Directions for this task.
Pull every "JSON" line out of the data below.

● ● ●

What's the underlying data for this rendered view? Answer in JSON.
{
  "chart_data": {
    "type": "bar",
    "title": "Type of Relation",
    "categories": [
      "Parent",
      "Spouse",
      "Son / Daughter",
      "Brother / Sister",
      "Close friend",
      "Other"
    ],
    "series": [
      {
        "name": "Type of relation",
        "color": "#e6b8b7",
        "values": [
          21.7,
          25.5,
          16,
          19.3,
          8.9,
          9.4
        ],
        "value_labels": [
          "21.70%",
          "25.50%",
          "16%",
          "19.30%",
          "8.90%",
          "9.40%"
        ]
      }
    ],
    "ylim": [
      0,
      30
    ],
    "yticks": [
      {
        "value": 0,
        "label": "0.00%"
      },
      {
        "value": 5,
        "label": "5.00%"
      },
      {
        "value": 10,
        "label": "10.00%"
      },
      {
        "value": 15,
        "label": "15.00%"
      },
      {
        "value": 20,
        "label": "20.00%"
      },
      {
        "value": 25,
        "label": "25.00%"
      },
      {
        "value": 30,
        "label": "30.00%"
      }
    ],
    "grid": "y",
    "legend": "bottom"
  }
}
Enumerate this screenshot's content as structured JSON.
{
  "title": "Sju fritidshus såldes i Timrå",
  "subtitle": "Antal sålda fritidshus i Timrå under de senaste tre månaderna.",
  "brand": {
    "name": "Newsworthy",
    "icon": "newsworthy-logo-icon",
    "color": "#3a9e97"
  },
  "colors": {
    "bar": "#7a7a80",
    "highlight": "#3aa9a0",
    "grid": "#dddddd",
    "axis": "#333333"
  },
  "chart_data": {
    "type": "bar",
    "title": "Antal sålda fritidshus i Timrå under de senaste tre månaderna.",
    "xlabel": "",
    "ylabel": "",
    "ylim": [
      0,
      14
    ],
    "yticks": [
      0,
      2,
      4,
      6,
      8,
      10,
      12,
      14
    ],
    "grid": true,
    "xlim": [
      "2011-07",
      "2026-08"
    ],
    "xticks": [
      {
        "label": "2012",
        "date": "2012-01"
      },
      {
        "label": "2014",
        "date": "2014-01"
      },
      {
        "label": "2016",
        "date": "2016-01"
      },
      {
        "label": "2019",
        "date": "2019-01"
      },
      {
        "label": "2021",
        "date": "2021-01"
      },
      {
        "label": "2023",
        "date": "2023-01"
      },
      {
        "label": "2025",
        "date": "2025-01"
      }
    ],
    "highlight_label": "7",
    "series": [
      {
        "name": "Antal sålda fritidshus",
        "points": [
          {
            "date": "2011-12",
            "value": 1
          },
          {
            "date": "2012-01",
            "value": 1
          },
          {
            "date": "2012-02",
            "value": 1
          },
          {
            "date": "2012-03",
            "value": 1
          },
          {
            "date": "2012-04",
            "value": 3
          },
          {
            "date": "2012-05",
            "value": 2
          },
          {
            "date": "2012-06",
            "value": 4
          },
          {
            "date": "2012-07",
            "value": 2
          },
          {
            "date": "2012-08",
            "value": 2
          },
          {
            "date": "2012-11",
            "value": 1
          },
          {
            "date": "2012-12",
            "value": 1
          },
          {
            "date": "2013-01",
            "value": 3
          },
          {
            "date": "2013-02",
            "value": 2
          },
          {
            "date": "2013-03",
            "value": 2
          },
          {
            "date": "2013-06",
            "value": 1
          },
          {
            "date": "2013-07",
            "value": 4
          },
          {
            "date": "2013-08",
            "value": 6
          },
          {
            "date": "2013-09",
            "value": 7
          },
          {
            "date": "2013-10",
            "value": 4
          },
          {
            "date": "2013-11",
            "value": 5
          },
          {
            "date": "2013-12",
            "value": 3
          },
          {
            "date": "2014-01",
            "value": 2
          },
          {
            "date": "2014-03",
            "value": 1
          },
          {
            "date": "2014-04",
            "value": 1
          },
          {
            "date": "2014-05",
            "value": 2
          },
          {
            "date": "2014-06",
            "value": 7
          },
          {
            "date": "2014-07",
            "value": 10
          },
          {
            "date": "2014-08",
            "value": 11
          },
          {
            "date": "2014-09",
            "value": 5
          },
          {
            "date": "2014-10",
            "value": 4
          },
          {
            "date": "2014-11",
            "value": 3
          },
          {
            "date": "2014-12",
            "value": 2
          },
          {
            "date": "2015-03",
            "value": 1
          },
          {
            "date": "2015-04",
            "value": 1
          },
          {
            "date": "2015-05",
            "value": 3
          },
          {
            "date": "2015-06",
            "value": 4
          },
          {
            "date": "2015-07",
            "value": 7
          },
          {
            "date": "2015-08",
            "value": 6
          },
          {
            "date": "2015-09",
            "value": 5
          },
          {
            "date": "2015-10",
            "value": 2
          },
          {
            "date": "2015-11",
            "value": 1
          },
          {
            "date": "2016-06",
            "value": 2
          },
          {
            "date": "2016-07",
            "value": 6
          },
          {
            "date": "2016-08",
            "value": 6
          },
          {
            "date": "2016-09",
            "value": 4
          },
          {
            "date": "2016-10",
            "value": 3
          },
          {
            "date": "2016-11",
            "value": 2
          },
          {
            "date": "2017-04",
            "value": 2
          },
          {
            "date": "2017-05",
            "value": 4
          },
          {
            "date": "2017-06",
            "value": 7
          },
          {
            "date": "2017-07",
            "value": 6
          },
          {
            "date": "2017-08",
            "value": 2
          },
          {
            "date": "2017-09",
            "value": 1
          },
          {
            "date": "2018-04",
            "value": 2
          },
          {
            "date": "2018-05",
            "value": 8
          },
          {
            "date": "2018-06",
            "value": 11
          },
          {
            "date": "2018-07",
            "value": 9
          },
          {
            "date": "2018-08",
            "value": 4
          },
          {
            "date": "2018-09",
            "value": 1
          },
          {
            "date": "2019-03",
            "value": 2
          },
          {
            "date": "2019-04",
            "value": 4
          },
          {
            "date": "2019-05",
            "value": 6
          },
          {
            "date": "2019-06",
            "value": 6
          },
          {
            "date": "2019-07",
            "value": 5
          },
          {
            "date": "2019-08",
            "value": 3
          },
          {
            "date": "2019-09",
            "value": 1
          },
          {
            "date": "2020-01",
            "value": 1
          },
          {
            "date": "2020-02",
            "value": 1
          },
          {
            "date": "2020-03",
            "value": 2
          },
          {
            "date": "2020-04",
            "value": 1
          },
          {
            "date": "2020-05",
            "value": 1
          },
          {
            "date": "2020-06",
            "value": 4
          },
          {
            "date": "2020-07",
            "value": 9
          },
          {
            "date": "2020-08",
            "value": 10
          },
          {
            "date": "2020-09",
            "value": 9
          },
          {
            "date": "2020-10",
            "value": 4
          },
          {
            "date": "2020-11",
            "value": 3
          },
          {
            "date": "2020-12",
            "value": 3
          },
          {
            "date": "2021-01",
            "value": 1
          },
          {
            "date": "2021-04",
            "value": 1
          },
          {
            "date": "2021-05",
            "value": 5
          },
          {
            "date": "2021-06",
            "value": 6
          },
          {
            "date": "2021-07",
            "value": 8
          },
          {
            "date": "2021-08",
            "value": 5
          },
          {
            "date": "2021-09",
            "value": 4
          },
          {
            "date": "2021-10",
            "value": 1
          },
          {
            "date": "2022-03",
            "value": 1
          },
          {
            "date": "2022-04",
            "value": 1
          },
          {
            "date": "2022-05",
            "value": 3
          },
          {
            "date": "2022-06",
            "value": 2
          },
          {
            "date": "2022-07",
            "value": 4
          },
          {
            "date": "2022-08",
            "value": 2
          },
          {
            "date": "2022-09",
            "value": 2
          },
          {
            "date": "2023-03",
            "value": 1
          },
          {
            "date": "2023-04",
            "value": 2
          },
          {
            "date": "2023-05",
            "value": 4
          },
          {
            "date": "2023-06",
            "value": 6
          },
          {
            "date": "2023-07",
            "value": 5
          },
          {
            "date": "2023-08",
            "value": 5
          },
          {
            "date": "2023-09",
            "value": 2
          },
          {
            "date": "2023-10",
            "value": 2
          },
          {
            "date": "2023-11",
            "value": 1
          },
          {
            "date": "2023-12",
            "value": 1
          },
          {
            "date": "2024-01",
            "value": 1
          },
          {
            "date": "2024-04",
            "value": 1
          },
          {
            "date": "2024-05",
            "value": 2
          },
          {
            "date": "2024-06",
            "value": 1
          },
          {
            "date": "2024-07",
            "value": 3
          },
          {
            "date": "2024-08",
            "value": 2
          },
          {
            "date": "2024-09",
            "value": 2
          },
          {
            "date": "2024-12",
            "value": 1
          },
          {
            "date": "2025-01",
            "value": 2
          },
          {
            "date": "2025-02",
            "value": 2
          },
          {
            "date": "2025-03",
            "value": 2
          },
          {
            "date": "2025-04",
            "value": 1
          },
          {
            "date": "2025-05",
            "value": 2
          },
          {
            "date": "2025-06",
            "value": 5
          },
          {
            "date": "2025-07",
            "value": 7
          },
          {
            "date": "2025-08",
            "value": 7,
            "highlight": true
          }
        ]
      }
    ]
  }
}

● ● ●

Response.
What's the underlying data for this rendered view? Answer in JSON.
Enumerate this screenshot's content as structured JSON.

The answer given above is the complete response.